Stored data
⁂
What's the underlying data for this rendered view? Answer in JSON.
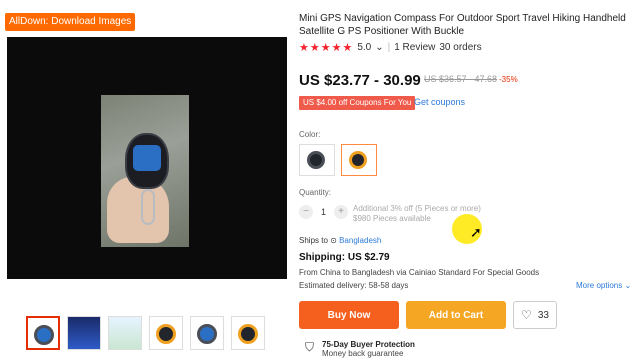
{
  "extension": {
    "badge_label": "AllDown: Download Images"
  },
  "product": {
    "title": "Mini GPS Navigation Compass For Outdoor Sport Travel Hiking Handheld Satellite G PS Positioner With Buckle",
    "rating": {
      "stars": "★★★★★",
      "score": "5.0",
      "chevron": "⌄",
      "reviews": "1 Review",
      "orders": "30 orders"
    },
    "price": {
      "range": "US $23.77 - 30.99",
      "original": "US $36.57 - 47.68",
      "discount": "-35%"
    },
    "coupon": {
      "badge": "US $4.00 off Coupons For You",
      "link": "Get coupons"
    },
    "color_label": "Color:",
    "quantity": {
      "label": "Quantity:",
      "value": "1",
      "minus": "−",
      "plus": "+",
      "additional": "Additional 3% off (5 Pieces or more)",
      "available": "$980 Pieces available"
    },
    "ships_to": {
      "label": "Ships to",
      "pin": "⊙",
      "destination": "Bangladesh"
    },
    "shipping": {
      "cost": "Shipping: US $2.79",
      "route": "From China to Bangladesh via Cainiao Standard For Special Goods",
      "delivery": "Estimated delivery: 58-58 days",
      "more_options": "More options ⌄"
    },
    "actions": {
      "buy_now": "Buy Now",
      "add_to_cart": "Add to Cart",
      "wishlist_count": "33",
      "heart": "♡"
    },
    "protection": {
      "title": "75-Day Buyer Protection",
      "subtitle": "Money back guarantee",
      "icon": "⛉"
    }
  },
  "icons": [
    "play-video",
    "gps-device",
    "heart-icon",
    "shield-icon",
    "location-pin-icon"
  ],
  "colors": {
    "accent": "#ff6a00",
    "buy": "#f5601e",
    "cart": "#f5a623",
    "link": "#2e7bd8",
    "price_red": "#e62e04"
  }
}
⁂
Identify and extract each line of the listing that contains "Bangladesh".

      "destination": "Bangladesh"
      "route": "From China to Bangladesh via Cainiao Standard For Special Goods",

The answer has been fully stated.